Set exercise: Rewrite each item below as a numbered list of its lines, leaving out any blank lines.

[Begin]

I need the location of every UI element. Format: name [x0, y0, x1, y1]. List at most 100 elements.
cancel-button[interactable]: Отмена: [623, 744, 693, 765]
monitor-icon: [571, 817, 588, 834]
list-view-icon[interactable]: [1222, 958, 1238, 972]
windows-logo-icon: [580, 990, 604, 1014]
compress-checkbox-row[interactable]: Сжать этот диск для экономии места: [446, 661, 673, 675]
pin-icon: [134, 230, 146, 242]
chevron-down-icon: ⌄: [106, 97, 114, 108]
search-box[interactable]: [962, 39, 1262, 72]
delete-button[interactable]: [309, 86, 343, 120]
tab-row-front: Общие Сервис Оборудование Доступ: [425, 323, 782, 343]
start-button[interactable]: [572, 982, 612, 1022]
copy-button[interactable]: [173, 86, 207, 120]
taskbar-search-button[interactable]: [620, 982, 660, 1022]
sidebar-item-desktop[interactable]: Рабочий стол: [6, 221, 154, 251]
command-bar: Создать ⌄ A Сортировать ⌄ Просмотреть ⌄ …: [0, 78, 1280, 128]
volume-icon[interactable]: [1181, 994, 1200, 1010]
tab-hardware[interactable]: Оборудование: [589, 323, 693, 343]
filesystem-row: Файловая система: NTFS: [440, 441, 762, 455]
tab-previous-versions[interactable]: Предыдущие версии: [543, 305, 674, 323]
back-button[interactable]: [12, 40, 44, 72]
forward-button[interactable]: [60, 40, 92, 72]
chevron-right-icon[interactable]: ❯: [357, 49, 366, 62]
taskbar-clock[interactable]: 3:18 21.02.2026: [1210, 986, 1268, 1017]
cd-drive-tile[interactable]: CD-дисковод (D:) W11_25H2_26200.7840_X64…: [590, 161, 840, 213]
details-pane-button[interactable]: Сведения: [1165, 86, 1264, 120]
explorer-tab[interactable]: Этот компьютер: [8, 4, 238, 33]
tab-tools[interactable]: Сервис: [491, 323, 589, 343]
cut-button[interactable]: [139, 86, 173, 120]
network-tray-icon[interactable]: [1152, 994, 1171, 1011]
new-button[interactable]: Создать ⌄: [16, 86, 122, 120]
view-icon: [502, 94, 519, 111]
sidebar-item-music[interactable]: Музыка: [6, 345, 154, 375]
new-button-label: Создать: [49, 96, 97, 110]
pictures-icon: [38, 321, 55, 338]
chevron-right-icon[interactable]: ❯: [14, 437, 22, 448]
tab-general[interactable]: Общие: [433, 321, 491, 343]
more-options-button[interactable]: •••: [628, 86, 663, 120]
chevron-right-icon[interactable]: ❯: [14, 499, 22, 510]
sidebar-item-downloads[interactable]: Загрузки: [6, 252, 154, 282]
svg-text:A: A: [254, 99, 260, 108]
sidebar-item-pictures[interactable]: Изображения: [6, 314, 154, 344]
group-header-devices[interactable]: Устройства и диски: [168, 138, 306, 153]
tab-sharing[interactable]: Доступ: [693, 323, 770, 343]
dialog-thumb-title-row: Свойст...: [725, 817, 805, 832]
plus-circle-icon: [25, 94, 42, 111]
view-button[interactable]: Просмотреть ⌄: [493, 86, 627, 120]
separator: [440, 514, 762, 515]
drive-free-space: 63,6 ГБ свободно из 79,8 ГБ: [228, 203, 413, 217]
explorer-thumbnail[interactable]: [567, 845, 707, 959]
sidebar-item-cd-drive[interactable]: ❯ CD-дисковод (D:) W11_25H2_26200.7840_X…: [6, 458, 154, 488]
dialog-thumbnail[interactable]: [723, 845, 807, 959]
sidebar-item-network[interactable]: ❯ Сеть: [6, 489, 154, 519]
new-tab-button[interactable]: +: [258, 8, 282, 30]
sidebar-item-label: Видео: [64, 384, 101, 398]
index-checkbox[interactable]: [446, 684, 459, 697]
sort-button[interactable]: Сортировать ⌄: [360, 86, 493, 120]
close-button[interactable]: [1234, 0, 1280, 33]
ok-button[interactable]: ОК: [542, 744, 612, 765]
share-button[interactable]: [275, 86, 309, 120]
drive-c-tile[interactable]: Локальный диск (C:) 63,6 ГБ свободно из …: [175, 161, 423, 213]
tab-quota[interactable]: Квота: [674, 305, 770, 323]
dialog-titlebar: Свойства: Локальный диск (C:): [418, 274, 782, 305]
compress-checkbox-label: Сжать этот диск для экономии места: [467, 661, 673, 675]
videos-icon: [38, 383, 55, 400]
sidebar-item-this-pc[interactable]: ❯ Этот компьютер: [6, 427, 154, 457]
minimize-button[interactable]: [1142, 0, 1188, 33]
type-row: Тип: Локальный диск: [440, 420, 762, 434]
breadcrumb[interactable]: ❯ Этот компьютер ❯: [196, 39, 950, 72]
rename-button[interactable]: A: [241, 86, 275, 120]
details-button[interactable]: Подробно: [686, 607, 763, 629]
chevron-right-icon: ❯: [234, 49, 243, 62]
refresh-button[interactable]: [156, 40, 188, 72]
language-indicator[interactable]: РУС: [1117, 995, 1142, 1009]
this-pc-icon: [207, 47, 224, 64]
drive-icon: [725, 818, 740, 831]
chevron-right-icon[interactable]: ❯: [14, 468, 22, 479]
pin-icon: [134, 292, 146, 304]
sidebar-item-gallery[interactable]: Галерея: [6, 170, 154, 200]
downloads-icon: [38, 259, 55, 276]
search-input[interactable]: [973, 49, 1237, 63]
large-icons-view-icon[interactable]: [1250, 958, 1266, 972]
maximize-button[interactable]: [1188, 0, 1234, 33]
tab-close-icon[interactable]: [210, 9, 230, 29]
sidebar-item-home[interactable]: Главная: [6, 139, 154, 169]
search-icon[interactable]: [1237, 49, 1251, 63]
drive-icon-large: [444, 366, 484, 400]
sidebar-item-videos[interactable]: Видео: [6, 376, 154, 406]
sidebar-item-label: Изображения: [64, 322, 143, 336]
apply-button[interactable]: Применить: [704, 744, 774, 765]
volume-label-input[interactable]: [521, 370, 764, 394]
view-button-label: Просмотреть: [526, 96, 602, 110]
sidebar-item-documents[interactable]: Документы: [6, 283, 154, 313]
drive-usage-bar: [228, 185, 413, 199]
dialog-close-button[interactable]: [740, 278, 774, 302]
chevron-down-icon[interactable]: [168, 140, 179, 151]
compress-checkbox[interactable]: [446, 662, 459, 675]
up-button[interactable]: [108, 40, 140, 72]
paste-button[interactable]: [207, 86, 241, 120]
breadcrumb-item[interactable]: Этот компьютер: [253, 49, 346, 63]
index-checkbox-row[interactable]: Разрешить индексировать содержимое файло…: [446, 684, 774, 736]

[End]

Right answer:
1. I need the location of every UI element. Format: name [x0, y0, x1, y1]. List at most 100 elements.
2. cancel-button[interactable]: Отмена: [623, 744, 693, 765]
3. monitor-icon: [571, 817, 588, 834]
4. list-view-icon[interactable]: [1222, 958, 1238, 972]
5. windows-logo-icon: [580, 990, 604, 1014]
6. compress-checkbox-row[interactable]: Сжать этот диск для экономии места: [446, 661, 673, 675]
7. pin-icon: [134, 230, 146, 242]
8. chevron-down-icon: ⌄: [106, 97, 114, 108]
9. search-box[interactable]: [962, 39, 1262, 72]
10. delete-button[interactable]: [309, 86, 343, 120]
11. tab-row-front: Общие Сервис Оборудование Доступ: [425, 323, 782, 343]
12. start-button[interactable]: [572, 982, 612, 1022]
13. copy-button[interactable]: [173, 86, 207, 120]
14. taskbar-search-button[interactable]: [620, 982, 660, 1022]
15. sidebar-item-desktop[interactable]: Рабочий стол: [6, 221, 154, 251]
16. command-bar: Создать ⌄ A Сортировать ⌄ Просмотреть ⌄ …: [0, 78, 1280, 128]
17. volume-icon[interactable]: [1181, 994, 1200, 1010]
18. tab-hardware[interactable]: Оборудование: [589, 323, 693, 343]
19. filesystem-row: Файловая система: NTFS: [440, 441, 762, 455]
20. tab-previous-versions[interactable]: Предыдущие версии: [543, 305, 674, 323]
21. back-button[interactable]: [12, 40, 44, 72]
22. forward-button[interactable]: [60, 40, 92, 72]
23. chevron-right-icon[interactable]: ❯: [357, 49, 366, 62]
24. taskbar-clock[interactable]: 3:18 21.02.2026: [1210, 986, 1268, 1017]
25. cd-drive-tile[interactable]: CD-дисковод (D:) W11_25H2_26200.7840_X64…: [590, 161, 840, 213]
26. details-pane-button[interactable]: Сведения: [1165, 86, 1264, 120]
27. explorer-tab[interactable]: Этот компьютер: [8, 4, 238, 33]
28. tab-tools[interactable]: Сервис: [491, 323, 589, 343]
29. cut-button[interactable]: [139, 86, 173, 120]
30. network-tray-icon[interactable]: [1152, 994, 1171, 1011]
31. new-button[interactable]: Создать ⌄: [16, 86, 122, 120]
32. view-icon: [502, 94, 519, 111]
33. sidebar-item-music[interactable]: Музыка: [6, 345, 154, 375]
34. new-button-label: Создать: [49, 96, 97, 110]
35. pictures-icon: [38, 321, 55, 338]
36. chevron-right-icon[interactable]: ❯: [14, 437, 22, 448]
37. tab-general[interactable]: Общие: [433, 321, 491, 343]
38. more-options-button[interactable]: •••: [628, 86, 663, 120]
39. chevron-right-icon[interactable]: ❯: [14, 499, 22, 510]
40. sidebar-item-downloads[interactable]: Загрузки: [6, 252, 154, 282]
41. svg-text:A: A: [254, 99, 260, 108]
42. sidebar-item-pictures[interactable]: Изображения: [6, 314, 154, 344]
43. group-header-devices[interactable]: Устройства и диски: [168, 138, 306, 153]
44. tab-sharing[interactable]: Доступ: [693, 323, 770, 343]
45. dialog-thumb-title-row: Свойст...: [725, 817, 805, 832]
46. plus-circle-icon: [25, 94, 42, 111]
47. view-button[interactable]: Просмотреть ⌄: [493, 86, 627, 120]
48. separator: [440, 514, 762, 515]
49. drive-free-space: 63,6 ГБ свободно из 79,8 ГБ: [228, 203, 413, 217]
50. explorer-thumbnail[interactable]: [567, 845, 707, 959]
51. sidebar-item-cd-drive[interactable]: ❯ CD-дисковод (D:) W11_25H2_26200.7840_X…: [6, 458, 154, 488]
52. dialog-thumbnail[interactable]: [723, 845, 807, 959]
53. sidebar-item-network[interactable]: ❯ Сеть: [6, 489, 154, 519]
54. new-tab-button[interactable]: +: [258, 8, 282, 30]
55. sidebar-item-label: Видео: [64, 384, 101, 398]
56. index-checkbox[interactable]: [446, 684, 459, 697]
57. sort-button[interactable]: Сортировать ⌄: [360, 86, 493, 120]
58. close-button[interactable]: [1234, 0, 1280, 33]
59. ok-button[interactable]: ОК: [542, 744, 612, 765]
60. share-button[interactable]: [275, 86, 309, 120]
61. drive-c-tile[interactable]: Локальный диск (C:) 63,6 ГБ свободно из …: [175, 161, 423, 213]
62. tab-quota[interactable]: Квота: [674, 305, 770, 323]
63. dialog-titlebar: Свойства: Локальный диск (C:): [418, 274, 782, 305]
64. compress-checkbox-label: Сжать этот диск для экономии места: [467, 661, 673, 675]
65. videos-icon: [38, 383, 55, 400]
66. sidebar-item-this-pc[interactable]: ❯ Этот компьютер: [6, 427, 154, 457]
67. minimize-button[interactable]: [1142, 0, 1188, 33]
68. type-row: Тип: Локальный диск: [440, 420, 762, 434]
69. breadcrumb[interactable]: ❯ Этот компьютер ❯: [196, 39, 950, 72]
70. rename-button[interactable]: A: [241, 86, 275, 120]
71. details-button[interactable]: Подробно: [686, 607, 763, 629]
72. chevron-right-icon: ❯: [234, 49, 243, 62]
73. refresh-button[interactable]: [156, 40, 188, 72]
74. language-indicator[interactable]: РУС: [1117, 995, 1142, 1009]
75. this-pc-icon: [207, 47, 224, 64]
76. drive-icon: [725, 818, 740, 831]
77. chevron-right-icon[interactable]: ❯: [14, 468, 22, 479]
78. pin-icon: [134, 292, 146, 304]
79. sidebar-item-gallery[interactable]: Галерея: [6, 170, 154, 200]
80. downloads-icon: [38, 259, 55, 276]
81. search-input[interactable]: [973, 49, 1237, 63]
82. large-icons-view-icon[interactable]: [1250, 958, 1266, 972]
83. maximize-button[interactable]: [1188, 0, 1234, 33]
84. tab-close-icon[interactable]: [210, 9, 230, 29]
85. sidebar-item-home[interactable]: Главная: [6, 139, 154, 169]
86. search-icon[interactable]: [1237, 49, 1251, 63]
87. drive-icon-large: [444, 366, 484, 400]
88. sidebar-item-videos[interactable]: Видео: [6, 376, 154, 406]
89. sidebar-item-label: Изображения: [64, 322, 143, 336]
90. apply-button[interactable]: Применить: [704, 744, 774, 765]
91. volume-label-input[interactable]: [521, 370, 764, 394]
92. view-button-label: Просмотреть: [526, 96, 602, 110]
93. sidebar-item-documents[interactable]: Документы: [6, 283, 154, 313]
94. drive-usage-bar: [228, 185, 413, 199]
95. dialog-close-button[interactable]: [740, 278, 774, 302]
96. chevron-down-icon[interactable]: [168, 140, 179, 151]
97. compress-checkbox[interactable]: [446, 662, 459, 675]
98. up-button[interactable]: [108, 40, 140, 72]
99. paste-button[interactable]: [207, 86, 241, 120]
100. breadcrumb-item[interactable]: Этот компьютер: [253, 49, 346, 63]
101. index-checkbox-row[interactable]: Разрешить индексировать содержимое файло…: [446, 684, 774, 736]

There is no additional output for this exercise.